List each line of the data that holds the string "value".
- - - - - - -
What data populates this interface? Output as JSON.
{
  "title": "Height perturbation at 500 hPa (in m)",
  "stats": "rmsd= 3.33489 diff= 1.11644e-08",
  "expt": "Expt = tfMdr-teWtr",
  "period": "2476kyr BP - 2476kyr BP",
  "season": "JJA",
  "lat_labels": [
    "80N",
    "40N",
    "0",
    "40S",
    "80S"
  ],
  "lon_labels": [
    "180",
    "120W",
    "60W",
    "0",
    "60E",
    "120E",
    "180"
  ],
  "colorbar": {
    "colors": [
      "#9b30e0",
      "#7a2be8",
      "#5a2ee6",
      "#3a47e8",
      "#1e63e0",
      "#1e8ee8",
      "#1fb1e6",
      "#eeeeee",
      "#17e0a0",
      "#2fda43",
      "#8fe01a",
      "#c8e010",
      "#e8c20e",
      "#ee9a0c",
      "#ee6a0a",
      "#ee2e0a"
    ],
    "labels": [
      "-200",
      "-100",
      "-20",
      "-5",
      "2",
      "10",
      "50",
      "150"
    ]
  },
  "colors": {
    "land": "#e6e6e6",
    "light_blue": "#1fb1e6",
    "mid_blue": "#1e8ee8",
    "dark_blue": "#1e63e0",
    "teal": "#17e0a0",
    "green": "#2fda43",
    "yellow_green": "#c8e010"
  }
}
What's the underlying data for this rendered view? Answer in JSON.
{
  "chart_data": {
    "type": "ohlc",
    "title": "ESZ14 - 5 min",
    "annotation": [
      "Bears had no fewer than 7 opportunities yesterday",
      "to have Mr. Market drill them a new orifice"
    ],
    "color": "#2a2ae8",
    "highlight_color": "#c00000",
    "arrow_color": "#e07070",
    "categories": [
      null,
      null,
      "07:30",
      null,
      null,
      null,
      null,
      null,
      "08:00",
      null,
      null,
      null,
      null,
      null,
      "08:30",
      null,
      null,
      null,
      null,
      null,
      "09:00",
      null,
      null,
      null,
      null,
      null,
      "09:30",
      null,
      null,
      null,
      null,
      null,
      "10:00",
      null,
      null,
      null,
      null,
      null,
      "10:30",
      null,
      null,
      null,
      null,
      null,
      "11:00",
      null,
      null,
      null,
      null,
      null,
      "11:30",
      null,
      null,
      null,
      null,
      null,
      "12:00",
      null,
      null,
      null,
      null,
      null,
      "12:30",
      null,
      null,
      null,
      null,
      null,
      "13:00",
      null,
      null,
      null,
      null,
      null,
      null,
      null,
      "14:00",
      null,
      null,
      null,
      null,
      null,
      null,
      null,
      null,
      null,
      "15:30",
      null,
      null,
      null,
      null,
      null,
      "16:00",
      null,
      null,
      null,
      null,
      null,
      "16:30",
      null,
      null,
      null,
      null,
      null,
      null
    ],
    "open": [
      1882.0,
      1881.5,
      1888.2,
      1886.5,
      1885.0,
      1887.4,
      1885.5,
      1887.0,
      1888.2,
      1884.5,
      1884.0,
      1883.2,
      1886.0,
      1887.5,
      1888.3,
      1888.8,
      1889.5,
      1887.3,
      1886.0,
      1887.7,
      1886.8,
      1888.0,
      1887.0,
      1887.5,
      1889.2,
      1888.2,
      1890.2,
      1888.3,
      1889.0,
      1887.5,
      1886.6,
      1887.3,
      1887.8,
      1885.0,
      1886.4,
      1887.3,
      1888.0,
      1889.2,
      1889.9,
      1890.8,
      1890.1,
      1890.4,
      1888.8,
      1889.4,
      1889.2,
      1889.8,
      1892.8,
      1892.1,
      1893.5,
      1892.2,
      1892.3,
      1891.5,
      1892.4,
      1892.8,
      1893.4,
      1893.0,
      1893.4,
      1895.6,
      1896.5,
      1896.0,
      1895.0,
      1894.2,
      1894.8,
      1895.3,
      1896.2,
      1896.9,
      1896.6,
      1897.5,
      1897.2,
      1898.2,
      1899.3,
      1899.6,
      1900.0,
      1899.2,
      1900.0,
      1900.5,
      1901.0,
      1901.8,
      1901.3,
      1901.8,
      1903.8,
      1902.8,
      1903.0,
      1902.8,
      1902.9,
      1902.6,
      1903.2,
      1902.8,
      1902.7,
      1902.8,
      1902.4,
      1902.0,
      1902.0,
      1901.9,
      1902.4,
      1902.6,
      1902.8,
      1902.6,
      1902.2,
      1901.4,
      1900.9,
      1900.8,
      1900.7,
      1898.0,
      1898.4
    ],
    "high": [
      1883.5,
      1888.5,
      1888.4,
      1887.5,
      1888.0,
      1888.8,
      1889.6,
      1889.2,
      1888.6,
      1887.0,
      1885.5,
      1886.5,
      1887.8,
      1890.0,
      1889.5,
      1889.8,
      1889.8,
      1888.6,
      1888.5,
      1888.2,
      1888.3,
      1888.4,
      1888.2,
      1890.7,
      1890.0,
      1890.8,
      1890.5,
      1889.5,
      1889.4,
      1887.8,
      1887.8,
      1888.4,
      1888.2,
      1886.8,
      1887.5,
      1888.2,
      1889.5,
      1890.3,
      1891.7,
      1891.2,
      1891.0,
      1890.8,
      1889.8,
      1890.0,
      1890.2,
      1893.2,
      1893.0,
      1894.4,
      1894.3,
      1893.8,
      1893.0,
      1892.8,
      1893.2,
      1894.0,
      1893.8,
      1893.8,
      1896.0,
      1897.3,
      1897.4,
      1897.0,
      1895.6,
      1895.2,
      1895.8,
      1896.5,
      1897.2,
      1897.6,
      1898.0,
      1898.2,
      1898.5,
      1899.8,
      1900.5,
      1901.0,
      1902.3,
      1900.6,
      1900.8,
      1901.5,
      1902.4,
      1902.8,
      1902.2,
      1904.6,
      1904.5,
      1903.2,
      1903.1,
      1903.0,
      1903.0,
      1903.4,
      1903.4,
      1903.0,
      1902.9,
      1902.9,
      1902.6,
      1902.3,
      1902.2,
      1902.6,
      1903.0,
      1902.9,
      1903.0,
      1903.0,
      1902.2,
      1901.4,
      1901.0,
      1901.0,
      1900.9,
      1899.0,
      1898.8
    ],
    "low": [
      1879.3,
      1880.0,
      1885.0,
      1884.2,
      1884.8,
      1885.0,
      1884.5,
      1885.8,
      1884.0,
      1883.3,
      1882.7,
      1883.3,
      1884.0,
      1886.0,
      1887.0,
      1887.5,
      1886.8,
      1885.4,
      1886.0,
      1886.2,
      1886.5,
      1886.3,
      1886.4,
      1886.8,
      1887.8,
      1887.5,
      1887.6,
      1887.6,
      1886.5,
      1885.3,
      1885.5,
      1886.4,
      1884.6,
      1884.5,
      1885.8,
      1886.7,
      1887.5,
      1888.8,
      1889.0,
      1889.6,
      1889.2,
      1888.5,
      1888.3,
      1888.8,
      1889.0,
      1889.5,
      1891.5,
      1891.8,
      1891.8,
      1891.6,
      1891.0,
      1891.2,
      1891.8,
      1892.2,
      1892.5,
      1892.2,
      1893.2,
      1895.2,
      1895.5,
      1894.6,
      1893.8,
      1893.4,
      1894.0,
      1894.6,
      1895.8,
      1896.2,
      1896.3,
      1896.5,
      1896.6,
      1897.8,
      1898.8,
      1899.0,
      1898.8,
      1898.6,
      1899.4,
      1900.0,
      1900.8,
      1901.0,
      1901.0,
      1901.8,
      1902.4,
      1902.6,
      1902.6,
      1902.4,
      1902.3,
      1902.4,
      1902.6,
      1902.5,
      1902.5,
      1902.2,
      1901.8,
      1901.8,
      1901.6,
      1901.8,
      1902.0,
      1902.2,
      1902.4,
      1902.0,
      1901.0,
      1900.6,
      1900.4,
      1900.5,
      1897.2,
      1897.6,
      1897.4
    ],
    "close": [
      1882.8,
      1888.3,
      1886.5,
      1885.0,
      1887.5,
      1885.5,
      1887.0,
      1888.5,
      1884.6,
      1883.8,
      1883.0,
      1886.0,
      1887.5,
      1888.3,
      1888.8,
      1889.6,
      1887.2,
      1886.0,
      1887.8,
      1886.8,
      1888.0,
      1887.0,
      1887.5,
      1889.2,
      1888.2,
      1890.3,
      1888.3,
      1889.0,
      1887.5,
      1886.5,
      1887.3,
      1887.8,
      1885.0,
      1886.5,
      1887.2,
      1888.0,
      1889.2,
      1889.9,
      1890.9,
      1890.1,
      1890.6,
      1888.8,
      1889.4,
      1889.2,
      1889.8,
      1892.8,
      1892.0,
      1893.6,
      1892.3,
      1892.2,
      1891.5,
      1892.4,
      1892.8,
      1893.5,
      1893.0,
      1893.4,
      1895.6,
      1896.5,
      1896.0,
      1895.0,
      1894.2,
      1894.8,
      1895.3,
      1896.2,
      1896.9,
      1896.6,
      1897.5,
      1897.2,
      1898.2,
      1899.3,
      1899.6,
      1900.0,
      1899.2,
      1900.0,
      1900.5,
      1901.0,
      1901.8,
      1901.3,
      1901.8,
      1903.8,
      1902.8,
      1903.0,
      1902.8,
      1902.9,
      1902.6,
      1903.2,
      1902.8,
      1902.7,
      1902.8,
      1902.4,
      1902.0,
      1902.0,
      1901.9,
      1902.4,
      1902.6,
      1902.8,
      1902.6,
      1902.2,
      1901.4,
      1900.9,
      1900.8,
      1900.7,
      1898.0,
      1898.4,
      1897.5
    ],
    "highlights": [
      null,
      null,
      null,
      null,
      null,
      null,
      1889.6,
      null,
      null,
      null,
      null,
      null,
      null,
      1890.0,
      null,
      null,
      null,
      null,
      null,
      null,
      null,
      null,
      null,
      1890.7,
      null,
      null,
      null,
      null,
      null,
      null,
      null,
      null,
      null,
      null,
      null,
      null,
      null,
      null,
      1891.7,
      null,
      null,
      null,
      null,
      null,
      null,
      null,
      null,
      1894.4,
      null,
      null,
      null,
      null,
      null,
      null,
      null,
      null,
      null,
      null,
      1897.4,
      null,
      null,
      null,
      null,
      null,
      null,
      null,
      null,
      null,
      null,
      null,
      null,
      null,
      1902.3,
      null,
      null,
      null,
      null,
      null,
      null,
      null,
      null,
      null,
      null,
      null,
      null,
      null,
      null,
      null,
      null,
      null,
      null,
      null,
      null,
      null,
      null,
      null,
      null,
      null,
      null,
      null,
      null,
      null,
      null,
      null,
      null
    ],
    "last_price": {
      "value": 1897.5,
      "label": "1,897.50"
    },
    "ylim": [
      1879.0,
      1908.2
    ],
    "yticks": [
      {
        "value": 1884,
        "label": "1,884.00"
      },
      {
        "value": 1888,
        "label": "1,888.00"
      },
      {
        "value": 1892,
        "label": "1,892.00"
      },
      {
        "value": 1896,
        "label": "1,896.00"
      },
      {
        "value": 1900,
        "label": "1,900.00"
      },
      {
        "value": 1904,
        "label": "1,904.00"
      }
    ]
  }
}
- - - - - - -
Result.
      "value": 1897.5,
        "value": 1884,
        "value": 1888,
        "value": 1892,
        "value": 1896,
        "value": 1900,
        "value": 1904,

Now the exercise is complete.